Excerpt from a dataset
--
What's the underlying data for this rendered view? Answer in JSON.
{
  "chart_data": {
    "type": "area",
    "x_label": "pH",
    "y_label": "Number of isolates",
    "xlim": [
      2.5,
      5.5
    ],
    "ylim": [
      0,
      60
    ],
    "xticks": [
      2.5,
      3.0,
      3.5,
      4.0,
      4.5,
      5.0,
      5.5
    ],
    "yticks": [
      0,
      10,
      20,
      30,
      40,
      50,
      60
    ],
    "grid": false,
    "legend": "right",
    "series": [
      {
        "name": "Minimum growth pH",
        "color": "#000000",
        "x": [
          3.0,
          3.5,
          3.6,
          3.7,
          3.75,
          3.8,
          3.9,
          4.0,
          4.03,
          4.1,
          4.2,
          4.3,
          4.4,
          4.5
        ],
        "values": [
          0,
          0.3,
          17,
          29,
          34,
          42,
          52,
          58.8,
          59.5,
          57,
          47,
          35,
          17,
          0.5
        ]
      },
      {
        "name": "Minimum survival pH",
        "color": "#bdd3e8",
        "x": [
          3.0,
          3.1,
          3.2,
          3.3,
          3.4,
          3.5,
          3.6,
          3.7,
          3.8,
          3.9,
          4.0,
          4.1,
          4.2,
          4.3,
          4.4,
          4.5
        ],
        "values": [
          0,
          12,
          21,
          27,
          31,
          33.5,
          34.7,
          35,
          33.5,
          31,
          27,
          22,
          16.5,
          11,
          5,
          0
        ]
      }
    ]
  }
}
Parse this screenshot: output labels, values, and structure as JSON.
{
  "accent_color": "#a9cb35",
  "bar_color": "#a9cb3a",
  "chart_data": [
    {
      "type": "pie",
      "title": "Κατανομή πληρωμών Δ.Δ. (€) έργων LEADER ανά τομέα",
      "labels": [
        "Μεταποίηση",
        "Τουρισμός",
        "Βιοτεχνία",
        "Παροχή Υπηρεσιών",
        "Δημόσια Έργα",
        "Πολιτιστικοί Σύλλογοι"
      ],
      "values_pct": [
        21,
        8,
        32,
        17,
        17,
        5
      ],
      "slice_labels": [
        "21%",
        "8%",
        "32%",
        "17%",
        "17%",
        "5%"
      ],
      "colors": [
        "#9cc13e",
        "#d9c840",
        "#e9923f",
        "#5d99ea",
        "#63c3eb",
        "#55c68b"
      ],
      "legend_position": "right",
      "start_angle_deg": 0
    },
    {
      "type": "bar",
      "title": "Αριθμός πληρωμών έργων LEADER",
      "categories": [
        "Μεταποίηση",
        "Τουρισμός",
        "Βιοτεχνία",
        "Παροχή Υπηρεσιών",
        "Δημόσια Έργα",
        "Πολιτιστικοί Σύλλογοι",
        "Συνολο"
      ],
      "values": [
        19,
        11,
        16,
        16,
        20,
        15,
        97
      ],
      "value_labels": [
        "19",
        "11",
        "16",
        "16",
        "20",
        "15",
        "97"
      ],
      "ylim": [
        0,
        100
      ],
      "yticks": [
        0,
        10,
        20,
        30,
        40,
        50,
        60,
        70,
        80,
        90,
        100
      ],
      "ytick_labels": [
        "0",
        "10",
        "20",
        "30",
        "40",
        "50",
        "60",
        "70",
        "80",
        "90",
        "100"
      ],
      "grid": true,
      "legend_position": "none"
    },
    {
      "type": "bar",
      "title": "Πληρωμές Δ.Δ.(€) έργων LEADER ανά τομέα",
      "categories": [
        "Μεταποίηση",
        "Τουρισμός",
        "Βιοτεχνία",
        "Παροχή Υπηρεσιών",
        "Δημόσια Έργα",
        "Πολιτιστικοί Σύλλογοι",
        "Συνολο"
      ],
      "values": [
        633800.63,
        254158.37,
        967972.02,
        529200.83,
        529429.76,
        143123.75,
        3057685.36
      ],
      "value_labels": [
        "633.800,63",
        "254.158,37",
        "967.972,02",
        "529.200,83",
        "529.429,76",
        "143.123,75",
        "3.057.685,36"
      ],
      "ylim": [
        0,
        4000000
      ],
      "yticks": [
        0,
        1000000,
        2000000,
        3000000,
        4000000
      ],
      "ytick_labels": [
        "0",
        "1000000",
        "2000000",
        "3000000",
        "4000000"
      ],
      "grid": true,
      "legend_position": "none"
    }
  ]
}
--
Write out the full set of records exactly as given.

What's the underlying data for this rendered view? Answer in JSON.
{
  "chart_data": {
    "type": "area",
    "x_label": "pH",
    "y_label": "Number of isolates",
    "xlim": [
      2.5,
      5.5
    ],
    "ylim": [
      0,
      60
    ],
    "xticks": [
      2.5,
      3.0,
      3.5,
      4.0,
      4.5,
      5.0,
      5.5
    ],
    "yticks": [
      0,
      10,
      20,
      30,
      40,
      50,
      60
    ],
    "grid": false,
    "legend": "right",
    "series": [
      {
        "name": "Minimum growth pH",
        "color": "#000000",
        "x": [
          3.0,
          3.5,
          3.6,
          3.7,
          3.75,
          3.8,
          3.9,
          4.0,
          4.03,
          4.1,
          4.2,
          4.3,
          4.4,
          4.5
        ],
        "values": [
          0,
          0.3,
          17,
          29,
          34,
          42,
          52,
          58.8,
          59.5,
          57,
          47,
          35,
          17,
          0.5
        ]
      },
      {
        "name": "Minimum survival pH",
        "color": "#bdd3e8",
        "x": [
          3.0,
          3.1,
          3.2,
          3.3,
          3.4,
          3.5,
          3.6,
          3.7,
          3.8,
          3.9,
          4.0,
          4.1,
          4.2,
          4.3,
          4.4,
          4.5
        ],
        "values": [
          0,
          12,
          21,
          27,
          31,
          33.5,
          34.7,
          35,
          33.5,
          31,
          27,
          22,
          16.5,
          11,
          5,
          0
        ]
      }
    ]
  }
}
Parse this screenshot: output labels, values, and structure as JSON.
{
  "accent_color": "#a9cb35",
  "bar_color": "#a9cb3a",
  "chart_data": [
    {
      "type": "pie",
      "title": "Κατανομή πληρωμών Δ.Δ. (€) έργων LEADER ανά τομέα",
      "labels": [
        "Μεταποίηση",
        "Τουρισμός",
        "Βιοτεχνία",
        "Παροχή Υπηρεσιών",
        "Δημόσια Έργα",
        "Πολιτιστικοί Σύλλογοι"
      ],
      "values_pct": [
        21,
        8,
        32,
        17,
        17,
        5
      ],
      "slice_labels": [
        "21%",
        "8%",
        "32%",
        "17%",
        "17%",
        "5%"
      ],
      "colors": [
        "#9cc13e",
        "#d9c840",
        "#e9923f",
        "#5d99ea",
        "#63c3eb",
        "#55c68b"
      ],
      "legend_position": "right",
      "start_angle_deg": 0
    },
    {
      "type": "bar",
      "title": "Αριθμός πληρωμών έργων LEADER",
      "categories": [
        "Μεταποίηση",
        "Τουρισμός",
        "Βιοτεχνία",
        "Παροχή Υπηρεσιών",
        "Δημόσια Έργα",
        "Πολιτιστικοί Σύλλογοι",
        "Συνολο"
      ],
      "values": [
        19,
        11,
        16,
        16,
        20,
        15,
        97
      ],
      "value_labels": [
        "19",
        "11",
        "16",
        "16",
        "20",
        "15",
        "97"
      ],
      "ylim": [
        0,
        100
      ],
      "yticks": [
        0,
        10,
        20,
        30,
        40,
        50,
        60,
        70,
        80,
        90,
        100
      ],
      "ytick_labels": [
        "0",
        "10",
        "20",
        "30",
        "40",
        "50",
        "60",
        "70",
        "80",
        "90",
        "100"
      ],
      "grid": true,
      "legend_position": "none"
    },
    {
      "type": "bar",
      "title": "Πληρωμές Δ.Δ.(€) έργων LEADER ανά τομέα",
      "categories": [
        "Μεταποίηση",
        "Τουρισμός",
        "Βιοτεχνία",
        "Παροχή Υπηρεσιών",
        "Δημόσια Έργα",
        "Πολιτιστικοί Σύλλογοι",
        "Συνολο"
      ],
      "values": [
        633800.63,
        254158.37,
        967972.02,
        529200.83,
        529429.76,
        143123.75,
        3057685.36
      ],
      "value_labels": [
        "633.800,63",
        "254.158,37",
        "967.972,02",
        "529.200,83",
        "529.429,76",
        "143.123,75",
        "3.057.685,36"
      ],
      "ylim": [
        0,
        4000000
      ],
      "yticks": [
        0,
        1000000,
        2000000,
        3000000,
        4000000
      ],
      "ytick_labels": [
        "0",
        "1000000",
        "2000000",
        "3000000",
        "4000000"
      ],
      "grid": true,
      "legend_position": "none"
    }
  ]
}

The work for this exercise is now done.